Stored data entries:

____________________

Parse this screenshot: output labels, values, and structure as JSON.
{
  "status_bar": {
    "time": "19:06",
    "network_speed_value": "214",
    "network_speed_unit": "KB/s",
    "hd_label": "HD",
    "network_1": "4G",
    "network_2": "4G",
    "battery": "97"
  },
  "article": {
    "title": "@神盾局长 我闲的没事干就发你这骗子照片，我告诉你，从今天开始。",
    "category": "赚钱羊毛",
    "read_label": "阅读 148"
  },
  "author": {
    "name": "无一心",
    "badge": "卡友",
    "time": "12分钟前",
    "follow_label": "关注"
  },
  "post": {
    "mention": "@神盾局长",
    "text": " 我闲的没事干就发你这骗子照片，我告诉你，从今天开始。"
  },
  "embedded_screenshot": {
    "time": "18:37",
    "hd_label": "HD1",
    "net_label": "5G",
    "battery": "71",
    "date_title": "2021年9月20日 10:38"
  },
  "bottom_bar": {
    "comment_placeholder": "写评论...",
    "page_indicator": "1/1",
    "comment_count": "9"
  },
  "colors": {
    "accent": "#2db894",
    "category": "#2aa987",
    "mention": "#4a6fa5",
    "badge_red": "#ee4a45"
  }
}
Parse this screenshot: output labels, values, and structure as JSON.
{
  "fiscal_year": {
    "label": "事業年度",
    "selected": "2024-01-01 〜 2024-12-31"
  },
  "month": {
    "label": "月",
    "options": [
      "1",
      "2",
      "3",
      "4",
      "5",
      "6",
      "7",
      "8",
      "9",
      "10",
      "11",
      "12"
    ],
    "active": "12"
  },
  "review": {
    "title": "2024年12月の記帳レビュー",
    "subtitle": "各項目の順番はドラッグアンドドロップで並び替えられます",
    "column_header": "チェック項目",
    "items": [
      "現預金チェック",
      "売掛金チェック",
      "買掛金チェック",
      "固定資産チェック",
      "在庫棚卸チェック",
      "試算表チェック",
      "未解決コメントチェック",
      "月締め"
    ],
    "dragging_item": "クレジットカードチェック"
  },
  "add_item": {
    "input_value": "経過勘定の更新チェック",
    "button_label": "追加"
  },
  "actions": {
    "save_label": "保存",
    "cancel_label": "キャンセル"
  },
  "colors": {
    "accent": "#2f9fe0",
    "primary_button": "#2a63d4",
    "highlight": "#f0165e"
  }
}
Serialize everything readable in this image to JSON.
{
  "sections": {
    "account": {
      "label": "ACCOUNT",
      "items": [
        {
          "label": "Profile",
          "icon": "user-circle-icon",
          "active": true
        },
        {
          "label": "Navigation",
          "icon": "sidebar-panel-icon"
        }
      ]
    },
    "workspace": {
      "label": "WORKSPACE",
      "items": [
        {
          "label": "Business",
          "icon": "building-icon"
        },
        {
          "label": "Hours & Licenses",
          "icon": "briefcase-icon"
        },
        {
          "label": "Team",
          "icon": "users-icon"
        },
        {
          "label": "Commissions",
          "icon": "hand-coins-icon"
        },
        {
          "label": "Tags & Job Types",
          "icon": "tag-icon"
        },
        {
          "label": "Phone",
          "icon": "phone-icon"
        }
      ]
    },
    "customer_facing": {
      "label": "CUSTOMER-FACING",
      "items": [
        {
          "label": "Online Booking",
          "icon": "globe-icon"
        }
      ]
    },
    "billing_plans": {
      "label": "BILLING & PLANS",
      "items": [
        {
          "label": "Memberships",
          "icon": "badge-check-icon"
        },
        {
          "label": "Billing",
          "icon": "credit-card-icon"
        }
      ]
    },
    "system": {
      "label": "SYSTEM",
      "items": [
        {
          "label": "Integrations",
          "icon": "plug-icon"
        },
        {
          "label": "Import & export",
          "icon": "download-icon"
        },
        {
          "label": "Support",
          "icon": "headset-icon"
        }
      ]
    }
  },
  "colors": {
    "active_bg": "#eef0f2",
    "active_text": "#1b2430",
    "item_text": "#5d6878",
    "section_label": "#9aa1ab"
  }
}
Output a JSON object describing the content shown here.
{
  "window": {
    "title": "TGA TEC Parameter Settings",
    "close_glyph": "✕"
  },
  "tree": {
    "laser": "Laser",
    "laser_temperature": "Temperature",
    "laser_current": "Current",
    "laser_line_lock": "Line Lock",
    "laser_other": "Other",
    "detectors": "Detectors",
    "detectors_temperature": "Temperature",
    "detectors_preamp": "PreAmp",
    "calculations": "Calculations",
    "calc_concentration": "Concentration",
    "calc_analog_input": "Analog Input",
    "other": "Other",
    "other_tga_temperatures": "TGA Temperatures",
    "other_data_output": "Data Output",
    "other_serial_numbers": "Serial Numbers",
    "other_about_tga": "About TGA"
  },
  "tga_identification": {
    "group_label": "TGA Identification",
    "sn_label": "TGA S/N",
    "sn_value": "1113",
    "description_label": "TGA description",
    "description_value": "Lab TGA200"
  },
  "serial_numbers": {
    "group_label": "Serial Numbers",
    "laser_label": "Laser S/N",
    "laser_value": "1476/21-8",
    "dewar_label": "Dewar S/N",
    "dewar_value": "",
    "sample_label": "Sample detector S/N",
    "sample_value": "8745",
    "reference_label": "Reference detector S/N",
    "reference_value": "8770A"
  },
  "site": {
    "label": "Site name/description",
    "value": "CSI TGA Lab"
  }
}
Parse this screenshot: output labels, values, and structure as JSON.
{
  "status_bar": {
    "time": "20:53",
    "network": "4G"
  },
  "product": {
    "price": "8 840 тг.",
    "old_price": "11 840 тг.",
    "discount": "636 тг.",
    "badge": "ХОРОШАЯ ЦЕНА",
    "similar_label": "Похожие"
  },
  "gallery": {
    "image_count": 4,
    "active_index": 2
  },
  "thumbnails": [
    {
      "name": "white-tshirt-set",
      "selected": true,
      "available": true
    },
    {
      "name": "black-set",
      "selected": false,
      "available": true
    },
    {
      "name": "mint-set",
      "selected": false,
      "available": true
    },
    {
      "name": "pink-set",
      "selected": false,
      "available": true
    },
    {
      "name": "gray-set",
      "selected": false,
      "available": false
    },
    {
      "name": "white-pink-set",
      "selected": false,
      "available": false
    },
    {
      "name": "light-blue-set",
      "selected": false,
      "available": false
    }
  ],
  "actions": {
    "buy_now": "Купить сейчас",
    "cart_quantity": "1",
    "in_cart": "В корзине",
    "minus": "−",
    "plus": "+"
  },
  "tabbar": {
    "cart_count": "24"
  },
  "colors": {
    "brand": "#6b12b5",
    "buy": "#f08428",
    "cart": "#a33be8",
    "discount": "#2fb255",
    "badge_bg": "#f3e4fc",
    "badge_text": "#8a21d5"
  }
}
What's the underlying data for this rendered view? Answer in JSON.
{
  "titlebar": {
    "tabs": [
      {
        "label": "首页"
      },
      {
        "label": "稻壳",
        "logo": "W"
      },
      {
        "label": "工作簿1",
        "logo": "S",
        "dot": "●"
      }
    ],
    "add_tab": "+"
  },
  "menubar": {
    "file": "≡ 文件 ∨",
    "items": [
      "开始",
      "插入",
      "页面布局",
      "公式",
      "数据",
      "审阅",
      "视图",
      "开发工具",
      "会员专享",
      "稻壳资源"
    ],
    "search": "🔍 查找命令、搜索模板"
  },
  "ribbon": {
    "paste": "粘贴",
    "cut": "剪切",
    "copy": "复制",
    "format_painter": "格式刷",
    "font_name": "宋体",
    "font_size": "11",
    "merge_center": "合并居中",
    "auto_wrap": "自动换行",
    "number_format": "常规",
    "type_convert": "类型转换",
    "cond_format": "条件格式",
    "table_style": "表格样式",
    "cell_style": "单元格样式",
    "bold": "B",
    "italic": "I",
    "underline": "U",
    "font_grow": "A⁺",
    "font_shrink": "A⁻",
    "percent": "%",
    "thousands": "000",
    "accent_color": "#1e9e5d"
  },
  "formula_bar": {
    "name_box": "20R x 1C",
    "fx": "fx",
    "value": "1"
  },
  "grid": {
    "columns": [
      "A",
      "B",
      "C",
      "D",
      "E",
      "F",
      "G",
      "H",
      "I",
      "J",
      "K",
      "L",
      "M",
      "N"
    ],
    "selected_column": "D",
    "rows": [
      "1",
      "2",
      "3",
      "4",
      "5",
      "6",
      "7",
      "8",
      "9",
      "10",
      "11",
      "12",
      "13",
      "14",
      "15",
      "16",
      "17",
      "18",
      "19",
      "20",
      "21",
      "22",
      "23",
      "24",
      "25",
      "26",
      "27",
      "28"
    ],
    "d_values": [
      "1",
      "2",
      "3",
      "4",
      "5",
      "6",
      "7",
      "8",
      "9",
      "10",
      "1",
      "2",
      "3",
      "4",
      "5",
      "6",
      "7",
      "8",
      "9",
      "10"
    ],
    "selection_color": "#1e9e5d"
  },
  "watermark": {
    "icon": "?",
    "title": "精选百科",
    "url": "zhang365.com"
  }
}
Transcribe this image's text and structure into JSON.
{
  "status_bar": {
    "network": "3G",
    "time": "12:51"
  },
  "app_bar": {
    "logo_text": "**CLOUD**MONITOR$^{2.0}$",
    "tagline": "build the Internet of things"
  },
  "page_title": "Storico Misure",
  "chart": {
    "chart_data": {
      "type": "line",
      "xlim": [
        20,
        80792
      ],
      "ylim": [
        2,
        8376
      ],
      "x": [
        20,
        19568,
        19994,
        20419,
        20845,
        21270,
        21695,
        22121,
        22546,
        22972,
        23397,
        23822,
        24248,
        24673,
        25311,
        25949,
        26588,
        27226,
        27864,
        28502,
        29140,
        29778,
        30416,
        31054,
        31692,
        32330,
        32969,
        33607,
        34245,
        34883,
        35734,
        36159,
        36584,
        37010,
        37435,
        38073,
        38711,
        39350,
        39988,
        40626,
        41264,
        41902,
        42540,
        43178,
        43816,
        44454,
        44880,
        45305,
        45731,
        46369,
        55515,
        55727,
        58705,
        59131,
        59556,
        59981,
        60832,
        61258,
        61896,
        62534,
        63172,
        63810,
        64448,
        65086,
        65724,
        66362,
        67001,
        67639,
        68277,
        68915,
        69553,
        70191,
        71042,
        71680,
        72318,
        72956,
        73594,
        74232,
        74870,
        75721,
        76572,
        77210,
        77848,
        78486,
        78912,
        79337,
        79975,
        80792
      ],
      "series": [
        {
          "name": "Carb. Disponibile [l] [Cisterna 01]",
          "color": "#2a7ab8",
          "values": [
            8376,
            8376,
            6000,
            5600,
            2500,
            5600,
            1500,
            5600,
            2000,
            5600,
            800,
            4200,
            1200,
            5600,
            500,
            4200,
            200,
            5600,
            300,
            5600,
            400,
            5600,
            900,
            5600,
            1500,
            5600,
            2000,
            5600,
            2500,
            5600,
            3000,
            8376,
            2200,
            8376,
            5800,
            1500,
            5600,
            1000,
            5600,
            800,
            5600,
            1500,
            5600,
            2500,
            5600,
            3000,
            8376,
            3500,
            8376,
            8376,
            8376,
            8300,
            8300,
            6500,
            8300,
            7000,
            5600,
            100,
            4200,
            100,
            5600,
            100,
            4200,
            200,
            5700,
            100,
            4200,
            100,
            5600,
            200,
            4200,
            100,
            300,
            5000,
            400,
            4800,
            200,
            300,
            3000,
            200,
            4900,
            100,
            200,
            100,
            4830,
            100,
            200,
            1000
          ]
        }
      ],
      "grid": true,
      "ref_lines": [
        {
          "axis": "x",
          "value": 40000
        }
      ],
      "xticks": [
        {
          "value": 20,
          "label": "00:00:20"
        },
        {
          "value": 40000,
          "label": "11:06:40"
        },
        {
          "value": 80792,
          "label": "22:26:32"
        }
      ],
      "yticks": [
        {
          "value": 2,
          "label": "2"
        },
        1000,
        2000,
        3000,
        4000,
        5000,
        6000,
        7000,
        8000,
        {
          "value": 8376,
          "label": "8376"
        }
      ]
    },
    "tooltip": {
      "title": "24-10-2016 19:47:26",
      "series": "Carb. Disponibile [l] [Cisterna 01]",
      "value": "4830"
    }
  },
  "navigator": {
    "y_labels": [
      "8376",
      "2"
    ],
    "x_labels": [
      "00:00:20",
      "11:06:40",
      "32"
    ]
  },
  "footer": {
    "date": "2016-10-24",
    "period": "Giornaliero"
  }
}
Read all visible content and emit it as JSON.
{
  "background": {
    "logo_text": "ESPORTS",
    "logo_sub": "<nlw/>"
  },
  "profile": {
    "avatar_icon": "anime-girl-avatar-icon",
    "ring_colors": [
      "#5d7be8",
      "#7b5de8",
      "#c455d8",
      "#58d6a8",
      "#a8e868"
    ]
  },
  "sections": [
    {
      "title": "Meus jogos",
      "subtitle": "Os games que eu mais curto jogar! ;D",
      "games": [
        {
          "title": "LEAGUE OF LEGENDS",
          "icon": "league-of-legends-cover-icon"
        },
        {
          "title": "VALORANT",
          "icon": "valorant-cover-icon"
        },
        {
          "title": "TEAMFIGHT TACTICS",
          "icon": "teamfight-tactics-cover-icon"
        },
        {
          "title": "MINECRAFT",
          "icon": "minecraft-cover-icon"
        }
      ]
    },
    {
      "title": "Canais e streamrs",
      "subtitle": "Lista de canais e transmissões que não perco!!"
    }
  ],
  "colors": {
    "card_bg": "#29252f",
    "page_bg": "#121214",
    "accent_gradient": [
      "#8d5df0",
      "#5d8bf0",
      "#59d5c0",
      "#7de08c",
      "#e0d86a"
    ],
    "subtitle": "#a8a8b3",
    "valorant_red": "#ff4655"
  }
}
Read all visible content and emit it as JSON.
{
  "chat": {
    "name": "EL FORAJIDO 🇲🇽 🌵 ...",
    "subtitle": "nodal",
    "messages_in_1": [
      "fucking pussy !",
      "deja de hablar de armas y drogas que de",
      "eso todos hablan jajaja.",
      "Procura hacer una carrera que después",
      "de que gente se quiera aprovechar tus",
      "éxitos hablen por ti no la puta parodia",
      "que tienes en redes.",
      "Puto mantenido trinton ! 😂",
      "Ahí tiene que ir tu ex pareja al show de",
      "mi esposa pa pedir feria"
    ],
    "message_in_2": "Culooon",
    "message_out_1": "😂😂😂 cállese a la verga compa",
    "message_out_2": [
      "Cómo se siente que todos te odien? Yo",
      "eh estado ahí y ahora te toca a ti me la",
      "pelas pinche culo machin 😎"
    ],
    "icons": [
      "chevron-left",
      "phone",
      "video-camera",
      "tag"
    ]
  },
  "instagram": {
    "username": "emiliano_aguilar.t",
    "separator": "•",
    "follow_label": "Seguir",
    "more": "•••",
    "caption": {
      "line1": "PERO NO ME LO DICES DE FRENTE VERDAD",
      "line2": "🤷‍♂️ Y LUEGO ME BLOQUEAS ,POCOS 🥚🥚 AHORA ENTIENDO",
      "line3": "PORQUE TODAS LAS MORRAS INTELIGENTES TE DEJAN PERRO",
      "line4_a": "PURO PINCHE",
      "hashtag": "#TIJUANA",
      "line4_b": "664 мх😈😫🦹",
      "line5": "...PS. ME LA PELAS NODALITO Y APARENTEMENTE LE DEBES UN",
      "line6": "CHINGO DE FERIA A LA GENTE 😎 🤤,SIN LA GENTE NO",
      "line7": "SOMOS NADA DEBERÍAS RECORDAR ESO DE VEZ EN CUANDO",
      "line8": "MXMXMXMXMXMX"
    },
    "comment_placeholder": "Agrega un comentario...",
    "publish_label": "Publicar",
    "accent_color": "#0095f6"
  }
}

____________________

→ **Stated task**:
Find the lines above that contain the word "todos" and collect them.

→ **Reply to the exercise**:
      "eso todos hablan jajaja.",
      "Cómo se siente que todos te odien? Yo",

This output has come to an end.